*PROMPT*
From the entries below, list each line with "JSON".

*WORKING DATA*
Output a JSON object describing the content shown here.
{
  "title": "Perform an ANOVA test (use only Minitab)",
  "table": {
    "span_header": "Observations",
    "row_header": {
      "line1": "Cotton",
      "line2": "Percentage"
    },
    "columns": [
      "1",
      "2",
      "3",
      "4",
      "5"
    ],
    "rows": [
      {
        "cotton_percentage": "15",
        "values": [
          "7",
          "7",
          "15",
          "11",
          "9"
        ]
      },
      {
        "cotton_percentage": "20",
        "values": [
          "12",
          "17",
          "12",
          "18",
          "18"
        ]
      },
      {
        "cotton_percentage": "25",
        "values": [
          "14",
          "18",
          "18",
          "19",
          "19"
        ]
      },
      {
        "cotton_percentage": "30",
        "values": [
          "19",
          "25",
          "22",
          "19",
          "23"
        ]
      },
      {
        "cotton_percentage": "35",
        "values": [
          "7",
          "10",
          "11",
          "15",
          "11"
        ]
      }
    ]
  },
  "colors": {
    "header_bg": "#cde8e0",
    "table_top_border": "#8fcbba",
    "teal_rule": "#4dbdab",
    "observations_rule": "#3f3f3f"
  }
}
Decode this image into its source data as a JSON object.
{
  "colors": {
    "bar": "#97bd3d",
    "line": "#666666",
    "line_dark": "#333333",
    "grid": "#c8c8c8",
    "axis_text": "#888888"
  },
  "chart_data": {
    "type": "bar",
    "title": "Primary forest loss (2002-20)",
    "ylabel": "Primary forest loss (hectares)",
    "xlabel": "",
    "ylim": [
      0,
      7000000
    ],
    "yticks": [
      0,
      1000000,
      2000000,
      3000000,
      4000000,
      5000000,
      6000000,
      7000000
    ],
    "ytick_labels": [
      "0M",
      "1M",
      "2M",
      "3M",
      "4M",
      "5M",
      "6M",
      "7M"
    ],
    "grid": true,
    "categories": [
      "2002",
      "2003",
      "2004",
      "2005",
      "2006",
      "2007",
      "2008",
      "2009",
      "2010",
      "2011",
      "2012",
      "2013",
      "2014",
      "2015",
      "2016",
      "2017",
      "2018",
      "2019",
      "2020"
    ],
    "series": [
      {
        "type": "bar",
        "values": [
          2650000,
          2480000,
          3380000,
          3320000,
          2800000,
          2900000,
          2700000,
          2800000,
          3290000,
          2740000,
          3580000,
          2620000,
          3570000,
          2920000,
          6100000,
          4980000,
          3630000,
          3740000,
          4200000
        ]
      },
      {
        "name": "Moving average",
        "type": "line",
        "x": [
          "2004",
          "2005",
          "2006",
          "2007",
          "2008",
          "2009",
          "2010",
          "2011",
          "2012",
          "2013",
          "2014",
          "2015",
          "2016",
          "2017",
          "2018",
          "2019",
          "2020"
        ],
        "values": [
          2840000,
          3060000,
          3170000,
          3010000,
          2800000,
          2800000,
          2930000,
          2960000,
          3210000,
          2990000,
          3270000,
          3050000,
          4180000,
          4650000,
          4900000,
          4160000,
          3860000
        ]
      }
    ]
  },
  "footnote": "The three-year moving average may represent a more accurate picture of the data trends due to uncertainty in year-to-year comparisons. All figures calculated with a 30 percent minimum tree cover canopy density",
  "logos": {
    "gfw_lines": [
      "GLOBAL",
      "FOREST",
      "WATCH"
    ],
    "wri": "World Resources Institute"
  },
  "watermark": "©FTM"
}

*SOLUTION TO THIS TASK*
Output a JSON object describing the content shown here.
Decode this image into its source data as a JSON object.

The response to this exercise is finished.